(Dataset items)
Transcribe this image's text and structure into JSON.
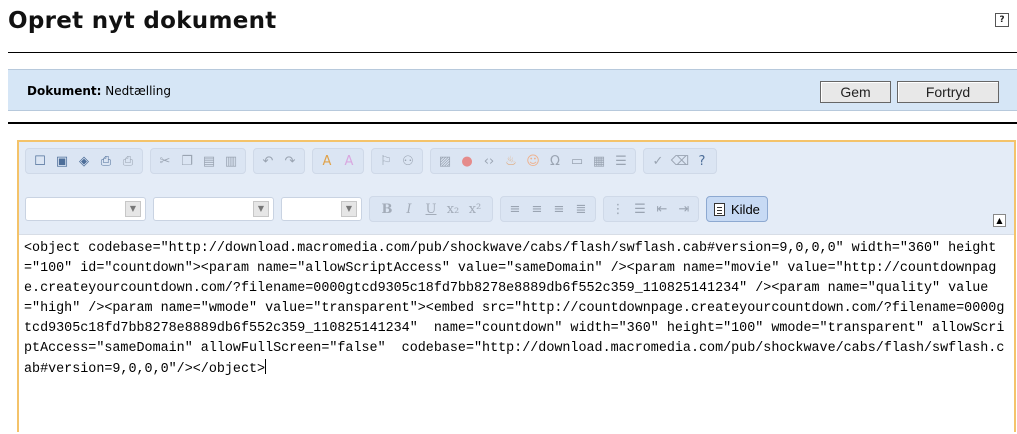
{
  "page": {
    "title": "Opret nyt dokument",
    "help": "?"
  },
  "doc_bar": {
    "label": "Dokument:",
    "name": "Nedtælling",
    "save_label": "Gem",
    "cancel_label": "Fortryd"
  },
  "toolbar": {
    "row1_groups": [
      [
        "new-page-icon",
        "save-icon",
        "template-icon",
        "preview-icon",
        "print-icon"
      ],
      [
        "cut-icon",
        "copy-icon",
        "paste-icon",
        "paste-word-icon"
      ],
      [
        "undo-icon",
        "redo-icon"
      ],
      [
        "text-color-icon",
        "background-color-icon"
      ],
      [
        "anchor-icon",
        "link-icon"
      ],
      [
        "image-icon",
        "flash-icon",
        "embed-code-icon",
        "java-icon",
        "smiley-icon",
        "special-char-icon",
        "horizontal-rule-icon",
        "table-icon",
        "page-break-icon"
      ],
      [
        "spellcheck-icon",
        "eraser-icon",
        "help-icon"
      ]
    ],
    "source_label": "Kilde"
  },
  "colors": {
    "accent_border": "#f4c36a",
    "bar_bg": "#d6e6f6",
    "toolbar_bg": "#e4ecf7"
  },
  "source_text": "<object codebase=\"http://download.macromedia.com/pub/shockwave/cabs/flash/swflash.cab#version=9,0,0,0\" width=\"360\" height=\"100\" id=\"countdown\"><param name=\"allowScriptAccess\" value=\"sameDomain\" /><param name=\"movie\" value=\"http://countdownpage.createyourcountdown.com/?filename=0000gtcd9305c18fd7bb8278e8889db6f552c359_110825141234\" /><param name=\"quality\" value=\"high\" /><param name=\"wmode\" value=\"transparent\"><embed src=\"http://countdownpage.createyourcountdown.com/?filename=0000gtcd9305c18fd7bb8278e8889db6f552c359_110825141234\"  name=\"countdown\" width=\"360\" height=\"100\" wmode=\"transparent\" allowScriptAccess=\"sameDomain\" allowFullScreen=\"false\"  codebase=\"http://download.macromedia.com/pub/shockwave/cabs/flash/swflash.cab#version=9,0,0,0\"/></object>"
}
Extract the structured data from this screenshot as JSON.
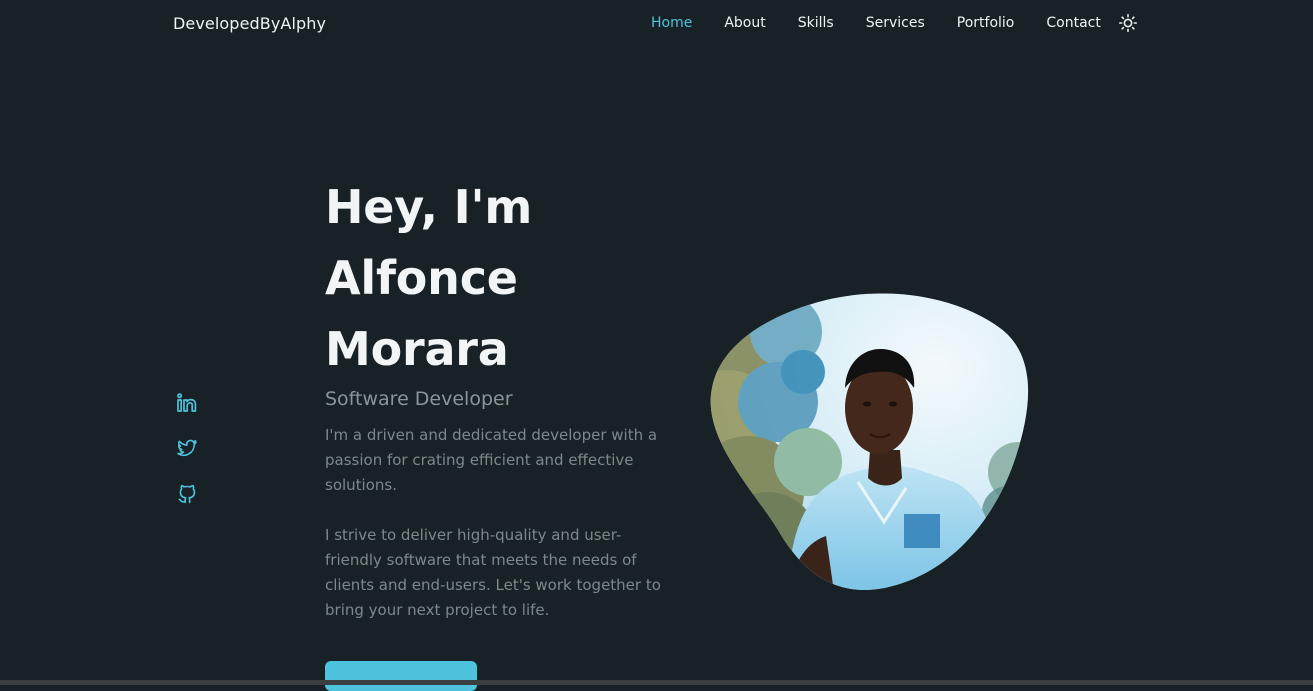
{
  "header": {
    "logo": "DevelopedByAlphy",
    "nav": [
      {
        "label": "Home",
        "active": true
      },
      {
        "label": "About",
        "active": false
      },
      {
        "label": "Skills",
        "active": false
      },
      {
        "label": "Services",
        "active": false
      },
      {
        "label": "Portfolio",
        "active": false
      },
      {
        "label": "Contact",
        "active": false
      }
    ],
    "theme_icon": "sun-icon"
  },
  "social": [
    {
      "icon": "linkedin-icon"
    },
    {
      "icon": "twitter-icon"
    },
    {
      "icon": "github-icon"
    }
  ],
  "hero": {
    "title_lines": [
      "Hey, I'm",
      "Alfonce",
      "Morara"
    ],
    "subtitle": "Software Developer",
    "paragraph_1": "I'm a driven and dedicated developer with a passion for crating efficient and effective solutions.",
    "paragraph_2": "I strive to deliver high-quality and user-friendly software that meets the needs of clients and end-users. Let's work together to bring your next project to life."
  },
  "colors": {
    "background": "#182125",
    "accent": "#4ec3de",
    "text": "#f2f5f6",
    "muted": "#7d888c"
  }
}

* * *

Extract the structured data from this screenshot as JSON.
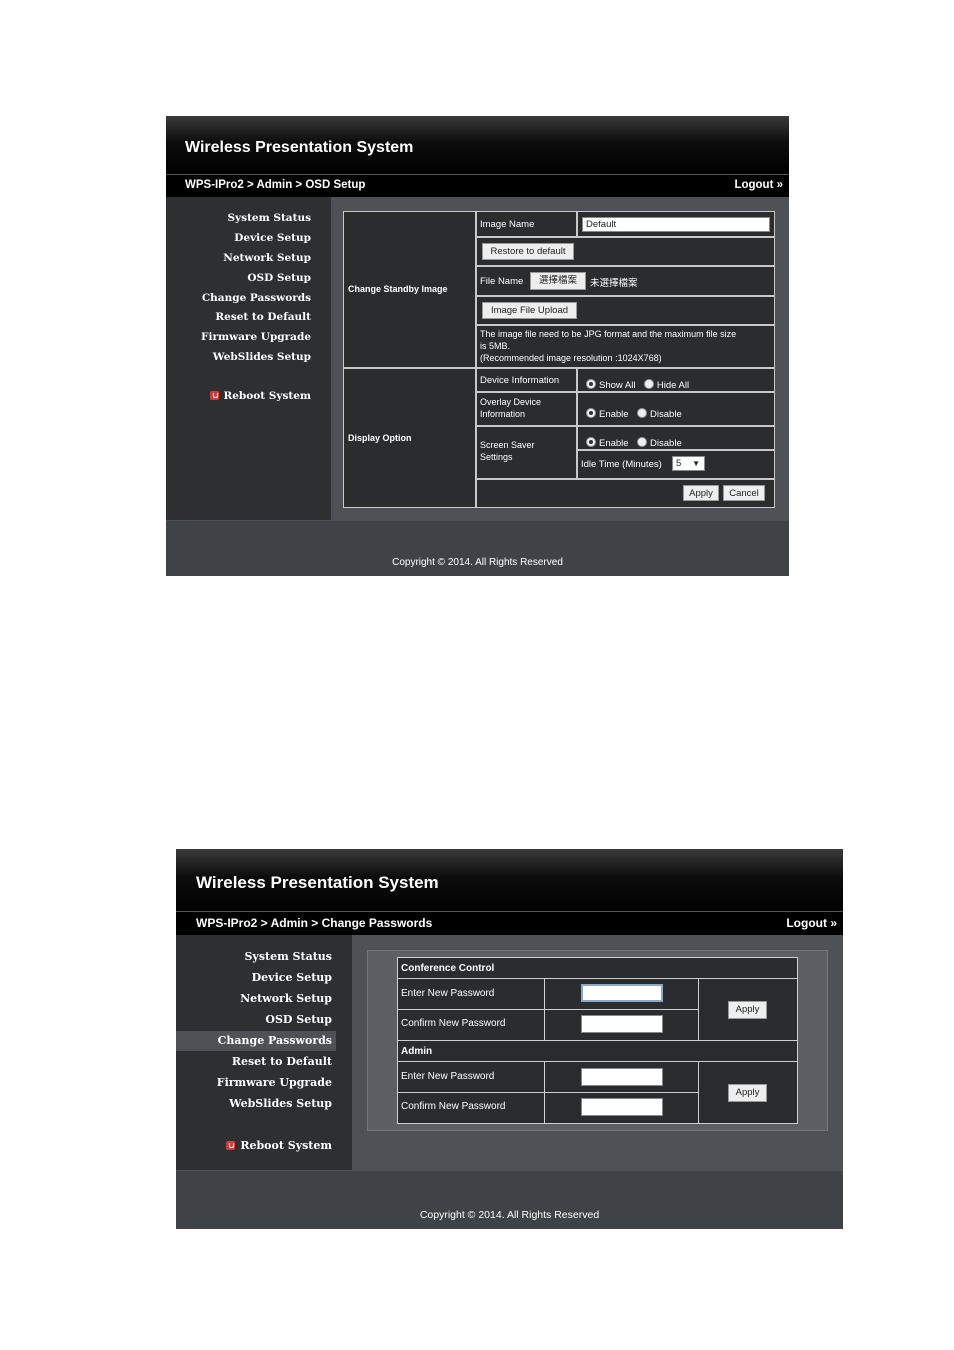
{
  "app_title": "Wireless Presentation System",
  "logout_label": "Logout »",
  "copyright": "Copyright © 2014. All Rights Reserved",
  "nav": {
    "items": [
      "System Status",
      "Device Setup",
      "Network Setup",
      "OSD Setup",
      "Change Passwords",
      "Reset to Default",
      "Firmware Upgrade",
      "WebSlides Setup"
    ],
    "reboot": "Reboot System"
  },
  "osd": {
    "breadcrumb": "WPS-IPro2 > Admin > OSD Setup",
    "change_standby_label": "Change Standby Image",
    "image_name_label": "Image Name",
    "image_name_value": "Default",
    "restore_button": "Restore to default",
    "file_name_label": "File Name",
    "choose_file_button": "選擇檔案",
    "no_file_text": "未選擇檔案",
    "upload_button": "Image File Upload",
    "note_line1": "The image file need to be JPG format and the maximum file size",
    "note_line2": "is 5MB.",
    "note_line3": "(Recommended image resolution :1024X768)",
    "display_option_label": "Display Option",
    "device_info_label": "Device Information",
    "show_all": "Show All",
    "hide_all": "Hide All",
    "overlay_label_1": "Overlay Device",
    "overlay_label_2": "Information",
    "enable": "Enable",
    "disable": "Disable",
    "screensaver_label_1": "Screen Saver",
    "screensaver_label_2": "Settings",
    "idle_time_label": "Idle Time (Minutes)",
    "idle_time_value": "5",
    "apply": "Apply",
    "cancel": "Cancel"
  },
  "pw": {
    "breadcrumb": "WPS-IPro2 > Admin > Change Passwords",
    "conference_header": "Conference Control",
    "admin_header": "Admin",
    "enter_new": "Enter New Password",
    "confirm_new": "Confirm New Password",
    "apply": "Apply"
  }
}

--

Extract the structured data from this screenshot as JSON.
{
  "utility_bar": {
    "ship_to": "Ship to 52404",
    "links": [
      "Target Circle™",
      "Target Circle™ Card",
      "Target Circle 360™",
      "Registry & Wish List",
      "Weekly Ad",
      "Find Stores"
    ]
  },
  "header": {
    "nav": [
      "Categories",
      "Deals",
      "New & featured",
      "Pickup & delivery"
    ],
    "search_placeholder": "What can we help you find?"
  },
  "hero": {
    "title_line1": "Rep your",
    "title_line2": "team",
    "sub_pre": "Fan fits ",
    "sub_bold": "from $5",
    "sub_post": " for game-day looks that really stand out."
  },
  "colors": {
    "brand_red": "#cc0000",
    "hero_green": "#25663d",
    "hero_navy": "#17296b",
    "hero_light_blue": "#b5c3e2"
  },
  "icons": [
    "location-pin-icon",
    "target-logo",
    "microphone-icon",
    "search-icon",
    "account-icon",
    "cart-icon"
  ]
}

▶ Task to complete
Select every line of the material above holding the word "Admin" and copy it.

▶ Task answer
    "breadcrumb": "WPS-IPro2 > Admin > OSD Setup",
    "breadcrumb": "WPS-IPro2 > Admin > Change Passwords",
    "admin_header": "Admin",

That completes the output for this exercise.